(Stored data entries)
** BEGIN **
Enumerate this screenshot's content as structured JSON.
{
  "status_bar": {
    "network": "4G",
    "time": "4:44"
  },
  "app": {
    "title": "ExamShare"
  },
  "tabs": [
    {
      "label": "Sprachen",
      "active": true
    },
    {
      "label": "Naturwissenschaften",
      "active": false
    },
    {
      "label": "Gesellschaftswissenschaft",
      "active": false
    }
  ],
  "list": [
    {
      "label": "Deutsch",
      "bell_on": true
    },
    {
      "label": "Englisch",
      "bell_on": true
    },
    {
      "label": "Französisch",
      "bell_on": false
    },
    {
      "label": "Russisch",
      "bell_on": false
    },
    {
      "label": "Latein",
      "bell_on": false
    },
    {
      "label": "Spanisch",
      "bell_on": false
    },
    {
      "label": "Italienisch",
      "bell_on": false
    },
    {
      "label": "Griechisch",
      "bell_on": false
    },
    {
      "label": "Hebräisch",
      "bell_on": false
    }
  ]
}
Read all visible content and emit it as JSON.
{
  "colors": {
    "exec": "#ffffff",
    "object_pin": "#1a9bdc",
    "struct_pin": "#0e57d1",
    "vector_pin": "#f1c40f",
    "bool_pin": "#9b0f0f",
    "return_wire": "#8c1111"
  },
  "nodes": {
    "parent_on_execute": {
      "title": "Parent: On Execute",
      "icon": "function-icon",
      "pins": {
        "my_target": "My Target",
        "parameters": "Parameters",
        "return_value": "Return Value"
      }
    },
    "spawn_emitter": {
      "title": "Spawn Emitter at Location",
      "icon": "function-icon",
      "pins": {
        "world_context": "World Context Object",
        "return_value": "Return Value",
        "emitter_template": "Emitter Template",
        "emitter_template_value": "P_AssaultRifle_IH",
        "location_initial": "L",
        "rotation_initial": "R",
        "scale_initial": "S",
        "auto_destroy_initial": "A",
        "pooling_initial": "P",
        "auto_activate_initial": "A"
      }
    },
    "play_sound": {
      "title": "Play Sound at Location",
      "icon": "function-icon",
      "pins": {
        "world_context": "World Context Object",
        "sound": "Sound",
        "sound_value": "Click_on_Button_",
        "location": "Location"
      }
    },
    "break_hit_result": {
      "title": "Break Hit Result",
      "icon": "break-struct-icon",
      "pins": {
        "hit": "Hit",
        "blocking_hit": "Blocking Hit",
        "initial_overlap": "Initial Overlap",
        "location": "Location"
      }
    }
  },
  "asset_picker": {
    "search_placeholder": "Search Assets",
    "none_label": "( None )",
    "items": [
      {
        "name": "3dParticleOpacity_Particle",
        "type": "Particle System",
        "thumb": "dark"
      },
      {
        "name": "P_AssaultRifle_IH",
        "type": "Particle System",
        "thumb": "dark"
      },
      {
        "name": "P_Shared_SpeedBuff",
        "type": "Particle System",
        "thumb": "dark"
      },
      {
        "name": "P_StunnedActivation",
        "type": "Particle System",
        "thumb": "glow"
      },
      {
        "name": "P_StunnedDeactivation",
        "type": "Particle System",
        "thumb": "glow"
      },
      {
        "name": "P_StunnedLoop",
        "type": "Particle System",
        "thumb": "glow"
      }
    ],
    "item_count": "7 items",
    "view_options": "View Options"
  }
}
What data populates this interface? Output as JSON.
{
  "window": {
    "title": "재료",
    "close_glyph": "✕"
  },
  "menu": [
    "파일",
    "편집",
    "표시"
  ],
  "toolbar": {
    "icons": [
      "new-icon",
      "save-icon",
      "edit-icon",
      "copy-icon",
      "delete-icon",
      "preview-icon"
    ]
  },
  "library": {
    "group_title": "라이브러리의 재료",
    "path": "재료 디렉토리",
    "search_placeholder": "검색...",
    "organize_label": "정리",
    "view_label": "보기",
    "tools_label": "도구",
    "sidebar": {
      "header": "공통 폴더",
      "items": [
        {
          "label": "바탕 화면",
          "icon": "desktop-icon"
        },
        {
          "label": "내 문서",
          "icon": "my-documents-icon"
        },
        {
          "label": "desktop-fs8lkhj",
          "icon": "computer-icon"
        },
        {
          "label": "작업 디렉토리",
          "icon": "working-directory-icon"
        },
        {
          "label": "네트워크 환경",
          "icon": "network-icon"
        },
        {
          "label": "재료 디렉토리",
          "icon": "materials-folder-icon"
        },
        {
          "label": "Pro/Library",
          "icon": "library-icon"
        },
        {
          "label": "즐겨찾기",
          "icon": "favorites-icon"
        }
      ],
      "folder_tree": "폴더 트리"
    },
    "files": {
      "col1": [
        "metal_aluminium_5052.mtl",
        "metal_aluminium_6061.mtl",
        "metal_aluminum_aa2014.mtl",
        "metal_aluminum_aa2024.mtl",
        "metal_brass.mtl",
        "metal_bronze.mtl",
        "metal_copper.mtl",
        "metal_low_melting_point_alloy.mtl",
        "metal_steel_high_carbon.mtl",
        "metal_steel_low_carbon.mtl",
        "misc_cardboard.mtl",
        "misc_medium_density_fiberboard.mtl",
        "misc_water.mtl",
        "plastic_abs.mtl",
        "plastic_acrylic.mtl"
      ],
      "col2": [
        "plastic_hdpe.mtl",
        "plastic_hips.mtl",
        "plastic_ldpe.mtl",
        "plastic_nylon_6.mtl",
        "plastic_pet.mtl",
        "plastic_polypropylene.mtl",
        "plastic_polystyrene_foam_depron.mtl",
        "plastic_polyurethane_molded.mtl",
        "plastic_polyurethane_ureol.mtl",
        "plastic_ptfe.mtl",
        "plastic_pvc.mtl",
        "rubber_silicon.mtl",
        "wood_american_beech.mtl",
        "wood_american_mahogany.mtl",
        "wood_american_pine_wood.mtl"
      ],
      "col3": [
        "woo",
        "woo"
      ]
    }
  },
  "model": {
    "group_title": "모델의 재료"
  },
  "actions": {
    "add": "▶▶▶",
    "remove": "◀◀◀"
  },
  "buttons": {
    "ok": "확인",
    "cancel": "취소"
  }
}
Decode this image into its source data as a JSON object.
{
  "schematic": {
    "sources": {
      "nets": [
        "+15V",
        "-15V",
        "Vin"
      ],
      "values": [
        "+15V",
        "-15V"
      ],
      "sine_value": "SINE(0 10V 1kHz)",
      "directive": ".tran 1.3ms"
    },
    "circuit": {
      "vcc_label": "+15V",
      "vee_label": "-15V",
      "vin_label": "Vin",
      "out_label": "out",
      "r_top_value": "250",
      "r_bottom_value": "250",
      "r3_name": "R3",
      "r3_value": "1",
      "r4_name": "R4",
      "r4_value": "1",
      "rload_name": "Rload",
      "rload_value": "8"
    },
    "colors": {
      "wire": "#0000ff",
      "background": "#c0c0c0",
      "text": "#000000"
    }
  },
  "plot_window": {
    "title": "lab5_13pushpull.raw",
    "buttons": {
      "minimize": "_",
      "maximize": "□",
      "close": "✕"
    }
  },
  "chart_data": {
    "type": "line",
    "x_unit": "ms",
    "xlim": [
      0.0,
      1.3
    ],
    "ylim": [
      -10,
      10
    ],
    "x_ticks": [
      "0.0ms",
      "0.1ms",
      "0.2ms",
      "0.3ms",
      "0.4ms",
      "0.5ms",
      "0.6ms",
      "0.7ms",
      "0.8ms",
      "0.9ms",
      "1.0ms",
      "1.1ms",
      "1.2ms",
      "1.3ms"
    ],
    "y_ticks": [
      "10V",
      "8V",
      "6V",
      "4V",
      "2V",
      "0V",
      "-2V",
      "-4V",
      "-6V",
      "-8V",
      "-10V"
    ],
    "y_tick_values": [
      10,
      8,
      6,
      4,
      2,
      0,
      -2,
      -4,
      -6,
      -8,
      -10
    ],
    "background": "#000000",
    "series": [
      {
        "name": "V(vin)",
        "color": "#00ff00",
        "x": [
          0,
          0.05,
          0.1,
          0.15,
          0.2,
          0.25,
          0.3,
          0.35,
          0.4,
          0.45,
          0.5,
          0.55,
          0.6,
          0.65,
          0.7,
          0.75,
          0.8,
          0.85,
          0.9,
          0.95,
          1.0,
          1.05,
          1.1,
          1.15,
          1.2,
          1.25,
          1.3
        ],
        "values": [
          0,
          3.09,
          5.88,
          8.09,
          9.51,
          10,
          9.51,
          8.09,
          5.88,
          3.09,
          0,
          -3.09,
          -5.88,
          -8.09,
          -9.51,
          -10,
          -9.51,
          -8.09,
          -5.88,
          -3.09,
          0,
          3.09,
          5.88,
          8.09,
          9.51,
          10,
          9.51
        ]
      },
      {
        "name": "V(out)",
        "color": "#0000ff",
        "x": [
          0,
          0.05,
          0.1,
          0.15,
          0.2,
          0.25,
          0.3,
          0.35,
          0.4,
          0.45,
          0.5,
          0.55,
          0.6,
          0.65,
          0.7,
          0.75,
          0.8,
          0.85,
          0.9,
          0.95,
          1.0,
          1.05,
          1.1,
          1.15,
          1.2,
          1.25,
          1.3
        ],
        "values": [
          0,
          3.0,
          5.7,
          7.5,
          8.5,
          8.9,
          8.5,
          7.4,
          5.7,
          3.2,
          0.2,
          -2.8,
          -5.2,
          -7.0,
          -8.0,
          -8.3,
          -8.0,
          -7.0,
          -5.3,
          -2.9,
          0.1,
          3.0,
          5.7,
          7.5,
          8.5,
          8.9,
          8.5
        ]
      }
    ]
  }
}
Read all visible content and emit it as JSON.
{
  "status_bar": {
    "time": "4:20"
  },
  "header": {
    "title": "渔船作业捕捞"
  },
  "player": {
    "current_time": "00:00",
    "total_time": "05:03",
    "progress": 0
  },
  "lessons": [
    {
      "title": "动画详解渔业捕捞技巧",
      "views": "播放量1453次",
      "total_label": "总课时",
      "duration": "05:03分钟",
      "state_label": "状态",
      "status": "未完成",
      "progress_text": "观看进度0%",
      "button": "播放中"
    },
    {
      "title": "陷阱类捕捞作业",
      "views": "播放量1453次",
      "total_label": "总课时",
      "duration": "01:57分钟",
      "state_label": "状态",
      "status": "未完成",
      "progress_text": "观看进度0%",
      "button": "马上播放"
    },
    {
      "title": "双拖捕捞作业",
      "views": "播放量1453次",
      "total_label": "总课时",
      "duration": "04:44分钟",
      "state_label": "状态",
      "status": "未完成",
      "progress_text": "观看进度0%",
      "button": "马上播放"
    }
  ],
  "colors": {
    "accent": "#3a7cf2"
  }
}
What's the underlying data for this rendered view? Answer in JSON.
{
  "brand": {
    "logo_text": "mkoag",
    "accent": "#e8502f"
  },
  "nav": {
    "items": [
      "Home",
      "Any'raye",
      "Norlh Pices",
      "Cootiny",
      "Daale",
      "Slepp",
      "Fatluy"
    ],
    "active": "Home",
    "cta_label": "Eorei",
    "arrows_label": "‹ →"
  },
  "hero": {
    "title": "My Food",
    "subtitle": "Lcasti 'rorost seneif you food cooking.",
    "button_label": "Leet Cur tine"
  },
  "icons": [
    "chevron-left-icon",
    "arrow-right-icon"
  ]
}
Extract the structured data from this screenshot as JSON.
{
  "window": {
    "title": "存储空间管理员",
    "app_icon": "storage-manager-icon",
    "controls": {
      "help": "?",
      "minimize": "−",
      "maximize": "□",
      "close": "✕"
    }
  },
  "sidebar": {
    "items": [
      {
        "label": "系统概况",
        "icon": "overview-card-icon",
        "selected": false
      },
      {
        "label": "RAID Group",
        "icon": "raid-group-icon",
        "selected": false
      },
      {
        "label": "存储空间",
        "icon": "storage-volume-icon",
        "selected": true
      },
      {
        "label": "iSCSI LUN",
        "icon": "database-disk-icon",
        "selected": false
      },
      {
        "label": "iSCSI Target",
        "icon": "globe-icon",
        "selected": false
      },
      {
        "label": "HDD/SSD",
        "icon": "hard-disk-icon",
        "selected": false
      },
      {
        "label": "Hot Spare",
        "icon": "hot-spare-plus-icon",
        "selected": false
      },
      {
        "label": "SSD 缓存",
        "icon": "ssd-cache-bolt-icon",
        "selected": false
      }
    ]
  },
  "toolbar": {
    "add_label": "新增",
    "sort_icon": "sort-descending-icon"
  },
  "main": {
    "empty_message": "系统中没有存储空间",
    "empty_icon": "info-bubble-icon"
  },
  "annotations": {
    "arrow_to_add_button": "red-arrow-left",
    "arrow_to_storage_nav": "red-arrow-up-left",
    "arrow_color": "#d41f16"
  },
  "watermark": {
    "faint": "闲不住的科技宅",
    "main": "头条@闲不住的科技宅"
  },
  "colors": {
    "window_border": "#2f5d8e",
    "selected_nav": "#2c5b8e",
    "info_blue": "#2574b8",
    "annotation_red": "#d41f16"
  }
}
** END **
Show the lines from the data above that contain the string "structured".

• _Exercise response_:
Enumerate this screenshot's content as structured JSON.
Extract the structured data from this screenshot as JSON.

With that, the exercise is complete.